[The input start]

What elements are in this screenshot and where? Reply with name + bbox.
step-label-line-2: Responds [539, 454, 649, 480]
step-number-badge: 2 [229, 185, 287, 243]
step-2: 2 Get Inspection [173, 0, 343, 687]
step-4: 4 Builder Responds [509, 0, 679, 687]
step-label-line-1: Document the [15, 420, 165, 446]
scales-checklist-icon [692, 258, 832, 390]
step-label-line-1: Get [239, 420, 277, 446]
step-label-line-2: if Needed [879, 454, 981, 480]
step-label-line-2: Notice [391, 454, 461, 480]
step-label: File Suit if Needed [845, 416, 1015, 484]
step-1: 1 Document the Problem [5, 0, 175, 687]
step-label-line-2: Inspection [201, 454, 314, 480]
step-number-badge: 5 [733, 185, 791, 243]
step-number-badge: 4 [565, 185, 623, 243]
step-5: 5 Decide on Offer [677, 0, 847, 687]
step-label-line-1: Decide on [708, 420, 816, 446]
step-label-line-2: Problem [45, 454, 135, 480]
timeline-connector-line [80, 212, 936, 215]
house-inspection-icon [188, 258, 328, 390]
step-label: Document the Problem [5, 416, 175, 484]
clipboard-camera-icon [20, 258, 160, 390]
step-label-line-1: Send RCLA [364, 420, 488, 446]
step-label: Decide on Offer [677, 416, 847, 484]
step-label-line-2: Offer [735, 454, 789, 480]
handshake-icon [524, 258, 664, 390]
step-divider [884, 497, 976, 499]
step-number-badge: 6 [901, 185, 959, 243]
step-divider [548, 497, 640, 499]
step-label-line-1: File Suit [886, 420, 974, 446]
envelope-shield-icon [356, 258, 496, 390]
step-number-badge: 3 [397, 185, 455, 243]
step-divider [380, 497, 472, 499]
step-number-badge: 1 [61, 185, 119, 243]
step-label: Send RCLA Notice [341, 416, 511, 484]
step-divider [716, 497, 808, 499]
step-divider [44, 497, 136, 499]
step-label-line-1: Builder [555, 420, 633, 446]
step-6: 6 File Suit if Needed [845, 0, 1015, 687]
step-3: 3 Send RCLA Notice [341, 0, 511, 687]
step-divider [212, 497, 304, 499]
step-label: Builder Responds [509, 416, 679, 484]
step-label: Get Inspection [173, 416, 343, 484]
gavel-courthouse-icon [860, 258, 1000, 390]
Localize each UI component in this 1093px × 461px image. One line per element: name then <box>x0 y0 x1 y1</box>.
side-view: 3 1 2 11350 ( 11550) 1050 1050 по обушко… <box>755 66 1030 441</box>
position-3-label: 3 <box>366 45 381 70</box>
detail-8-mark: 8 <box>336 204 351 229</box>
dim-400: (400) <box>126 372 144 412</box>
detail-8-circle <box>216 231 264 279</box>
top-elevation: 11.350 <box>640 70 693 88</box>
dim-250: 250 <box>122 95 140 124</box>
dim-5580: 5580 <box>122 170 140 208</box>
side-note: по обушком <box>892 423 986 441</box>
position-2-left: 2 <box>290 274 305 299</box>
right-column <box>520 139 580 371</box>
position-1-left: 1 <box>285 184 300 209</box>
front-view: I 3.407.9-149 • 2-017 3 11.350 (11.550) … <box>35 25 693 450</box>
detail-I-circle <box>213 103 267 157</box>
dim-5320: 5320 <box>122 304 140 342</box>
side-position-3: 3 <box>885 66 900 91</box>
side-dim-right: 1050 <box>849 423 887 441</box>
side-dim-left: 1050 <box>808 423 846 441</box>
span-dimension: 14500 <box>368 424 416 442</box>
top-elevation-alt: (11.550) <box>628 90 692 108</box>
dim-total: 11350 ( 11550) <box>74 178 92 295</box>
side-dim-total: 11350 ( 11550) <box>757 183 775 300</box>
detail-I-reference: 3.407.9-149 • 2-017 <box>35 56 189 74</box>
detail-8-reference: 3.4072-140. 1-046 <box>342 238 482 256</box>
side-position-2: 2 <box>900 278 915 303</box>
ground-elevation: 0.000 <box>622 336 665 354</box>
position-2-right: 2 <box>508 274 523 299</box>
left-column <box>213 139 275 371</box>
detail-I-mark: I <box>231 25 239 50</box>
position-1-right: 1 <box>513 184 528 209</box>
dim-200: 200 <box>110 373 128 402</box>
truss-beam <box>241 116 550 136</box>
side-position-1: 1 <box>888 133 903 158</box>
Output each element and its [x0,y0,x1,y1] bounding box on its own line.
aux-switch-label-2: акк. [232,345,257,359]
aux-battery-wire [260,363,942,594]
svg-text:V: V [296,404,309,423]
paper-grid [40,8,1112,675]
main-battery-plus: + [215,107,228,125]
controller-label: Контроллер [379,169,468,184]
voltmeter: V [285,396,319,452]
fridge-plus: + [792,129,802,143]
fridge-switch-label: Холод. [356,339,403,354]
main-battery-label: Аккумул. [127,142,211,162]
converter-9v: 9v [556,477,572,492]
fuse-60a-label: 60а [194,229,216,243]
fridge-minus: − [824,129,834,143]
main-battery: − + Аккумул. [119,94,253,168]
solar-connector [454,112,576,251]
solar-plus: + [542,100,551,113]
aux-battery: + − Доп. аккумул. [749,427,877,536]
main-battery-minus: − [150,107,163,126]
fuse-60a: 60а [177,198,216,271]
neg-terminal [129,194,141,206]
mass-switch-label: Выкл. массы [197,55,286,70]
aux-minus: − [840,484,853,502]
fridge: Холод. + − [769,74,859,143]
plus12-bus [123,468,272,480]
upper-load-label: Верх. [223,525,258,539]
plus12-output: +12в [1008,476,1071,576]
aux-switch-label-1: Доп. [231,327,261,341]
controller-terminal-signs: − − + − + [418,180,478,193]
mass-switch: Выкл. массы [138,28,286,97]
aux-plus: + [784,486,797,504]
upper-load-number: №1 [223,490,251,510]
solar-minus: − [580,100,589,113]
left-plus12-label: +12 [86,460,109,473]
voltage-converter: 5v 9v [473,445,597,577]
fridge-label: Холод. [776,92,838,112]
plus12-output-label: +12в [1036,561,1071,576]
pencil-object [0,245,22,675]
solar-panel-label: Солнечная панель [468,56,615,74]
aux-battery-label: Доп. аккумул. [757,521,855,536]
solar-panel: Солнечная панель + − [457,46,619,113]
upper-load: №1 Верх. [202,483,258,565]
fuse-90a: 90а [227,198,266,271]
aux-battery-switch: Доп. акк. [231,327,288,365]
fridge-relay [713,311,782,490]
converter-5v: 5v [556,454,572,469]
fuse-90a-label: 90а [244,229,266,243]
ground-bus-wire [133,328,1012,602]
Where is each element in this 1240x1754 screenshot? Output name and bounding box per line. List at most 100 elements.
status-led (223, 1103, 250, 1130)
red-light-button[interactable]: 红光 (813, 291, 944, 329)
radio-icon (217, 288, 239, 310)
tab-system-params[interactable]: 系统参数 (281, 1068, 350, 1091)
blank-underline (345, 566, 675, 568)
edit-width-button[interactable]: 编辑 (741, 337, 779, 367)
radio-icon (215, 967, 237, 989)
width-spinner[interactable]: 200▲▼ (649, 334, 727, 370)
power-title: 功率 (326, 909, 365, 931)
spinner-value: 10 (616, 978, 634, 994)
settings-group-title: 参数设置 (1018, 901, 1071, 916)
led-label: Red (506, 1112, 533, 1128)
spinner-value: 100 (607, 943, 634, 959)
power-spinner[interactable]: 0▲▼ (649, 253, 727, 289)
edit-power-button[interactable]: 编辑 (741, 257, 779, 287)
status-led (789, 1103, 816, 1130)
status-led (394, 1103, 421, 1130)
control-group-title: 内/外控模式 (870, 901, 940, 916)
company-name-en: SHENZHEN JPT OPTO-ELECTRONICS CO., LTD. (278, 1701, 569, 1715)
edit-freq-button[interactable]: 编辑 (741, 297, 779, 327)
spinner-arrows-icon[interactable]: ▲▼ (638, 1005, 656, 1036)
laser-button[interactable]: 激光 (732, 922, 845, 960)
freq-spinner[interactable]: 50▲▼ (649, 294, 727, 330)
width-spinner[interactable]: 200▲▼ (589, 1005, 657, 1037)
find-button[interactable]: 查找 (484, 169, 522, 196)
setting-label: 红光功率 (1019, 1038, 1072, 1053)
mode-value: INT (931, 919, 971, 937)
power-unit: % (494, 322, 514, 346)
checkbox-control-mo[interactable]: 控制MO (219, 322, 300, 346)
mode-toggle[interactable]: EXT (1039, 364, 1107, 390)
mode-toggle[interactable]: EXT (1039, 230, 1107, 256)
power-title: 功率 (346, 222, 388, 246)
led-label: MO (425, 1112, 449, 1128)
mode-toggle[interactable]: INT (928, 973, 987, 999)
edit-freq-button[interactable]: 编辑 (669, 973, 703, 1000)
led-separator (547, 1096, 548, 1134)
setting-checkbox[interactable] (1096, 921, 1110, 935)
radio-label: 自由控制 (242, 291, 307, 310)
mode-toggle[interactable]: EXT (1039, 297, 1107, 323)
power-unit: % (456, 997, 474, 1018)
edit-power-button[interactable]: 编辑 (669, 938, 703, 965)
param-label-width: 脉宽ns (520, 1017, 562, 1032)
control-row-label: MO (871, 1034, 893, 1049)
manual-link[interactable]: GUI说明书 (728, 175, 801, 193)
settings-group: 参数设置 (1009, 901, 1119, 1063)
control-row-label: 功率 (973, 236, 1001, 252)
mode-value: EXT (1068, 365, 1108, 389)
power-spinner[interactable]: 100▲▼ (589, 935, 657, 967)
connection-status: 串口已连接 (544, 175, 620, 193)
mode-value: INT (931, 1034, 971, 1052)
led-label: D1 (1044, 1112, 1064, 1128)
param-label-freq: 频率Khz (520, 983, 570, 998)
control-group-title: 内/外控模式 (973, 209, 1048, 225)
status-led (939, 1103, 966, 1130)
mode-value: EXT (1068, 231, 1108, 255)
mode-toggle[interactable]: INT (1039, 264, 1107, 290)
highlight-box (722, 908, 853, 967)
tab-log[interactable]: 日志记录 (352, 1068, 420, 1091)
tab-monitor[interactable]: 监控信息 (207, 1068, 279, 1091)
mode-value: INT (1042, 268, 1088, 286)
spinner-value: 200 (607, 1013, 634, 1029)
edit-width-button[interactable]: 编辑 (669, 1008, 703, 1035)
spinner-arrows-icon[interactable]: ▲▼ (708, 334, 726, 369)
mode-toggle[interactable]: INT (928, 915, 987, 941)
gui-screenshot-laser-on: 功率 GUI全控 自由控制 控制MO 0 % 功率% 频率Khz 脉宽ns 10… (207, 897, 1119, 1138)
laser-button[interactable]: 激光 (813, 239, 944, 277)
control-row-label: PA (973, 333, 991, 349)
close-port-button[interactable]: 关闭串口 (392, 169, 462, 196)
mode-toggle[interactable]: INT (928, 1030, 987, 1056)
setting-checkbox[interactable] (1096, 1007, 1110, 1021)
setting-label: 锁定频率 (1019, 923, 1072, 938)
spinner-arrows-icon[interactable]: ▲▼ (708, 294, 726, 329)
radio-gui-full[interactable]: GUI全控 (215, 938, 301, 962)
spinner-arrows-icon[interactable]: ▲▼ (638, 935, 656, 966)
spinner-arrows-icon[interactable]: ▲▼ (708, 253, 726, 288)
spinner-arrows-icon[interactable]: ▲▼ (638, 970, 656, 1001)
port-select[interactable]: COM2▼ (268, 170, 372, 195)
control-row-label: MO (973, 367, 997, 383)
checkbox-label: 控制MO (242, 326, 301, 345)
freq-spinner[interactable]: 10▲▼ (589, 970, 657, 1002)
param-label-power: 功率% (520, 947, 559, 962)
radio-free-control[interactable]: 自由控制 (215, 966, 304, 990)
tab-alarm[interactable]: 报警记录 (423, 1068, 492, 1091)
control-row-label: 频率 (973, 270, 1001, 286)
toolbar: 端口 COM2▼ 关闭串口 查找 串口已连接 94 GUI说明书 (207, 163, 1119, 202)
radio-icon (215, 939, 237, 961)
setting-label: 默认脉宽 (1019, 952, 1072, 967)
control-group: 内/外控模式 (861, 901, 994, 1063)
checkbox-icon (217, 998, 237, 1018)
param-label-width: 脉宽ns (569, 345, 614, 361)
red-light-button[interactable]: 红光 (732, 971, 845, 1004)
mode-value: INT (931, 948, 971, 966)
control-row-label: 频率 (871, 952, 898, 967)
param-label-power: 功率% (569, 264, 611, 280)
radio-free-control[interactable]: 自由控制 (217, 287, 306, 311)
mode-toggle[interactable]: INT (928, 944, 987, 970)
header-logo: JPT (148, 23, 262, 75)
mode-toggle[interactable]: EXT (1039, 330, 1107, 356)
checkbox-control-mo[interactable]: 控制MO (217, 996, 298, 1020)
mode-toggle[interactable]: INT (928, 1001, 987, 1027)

[The input end]

__Exercise details__: Reproduce verbatim every line from the beginning of the records up to and including the line with "step-number-badge: 4 [565, 185, 623, 243]".

__Result of the task__:
What elements are in this screenshot and where? Reply with name + bbox.
step-label-line-2: Responds [539, 454, 649, 480]
step-number-badge: 2 [229, 185, 287, 243]
step-2: 2 Get Inspection [173, 0, 343, 687]
step-4: 4 Builder Responds [509, 0, 679, 687]
step-label-line-1: Document the [15, 420, 165, 446]
scales-checklist-icon [692, 258, 832, 390]
step-label-line-1: Get [239, 420, 277, 446]
step-label-line-2: if Needed [879, 454, 981, 480]
step-label-line-2: Notice [391, 454, 461, 480]
step-label: File Suit if Needed [845, 416, 1015, 484]
step-1: 1 Document the Problem [5, 0, 175, 687]
step-label-line-2: Inspection [201, 454, 314, 480]
step-number-badge: 5 [733, 185, 791, 243]
step-number-badge: 4 [565, 185, 623, 243]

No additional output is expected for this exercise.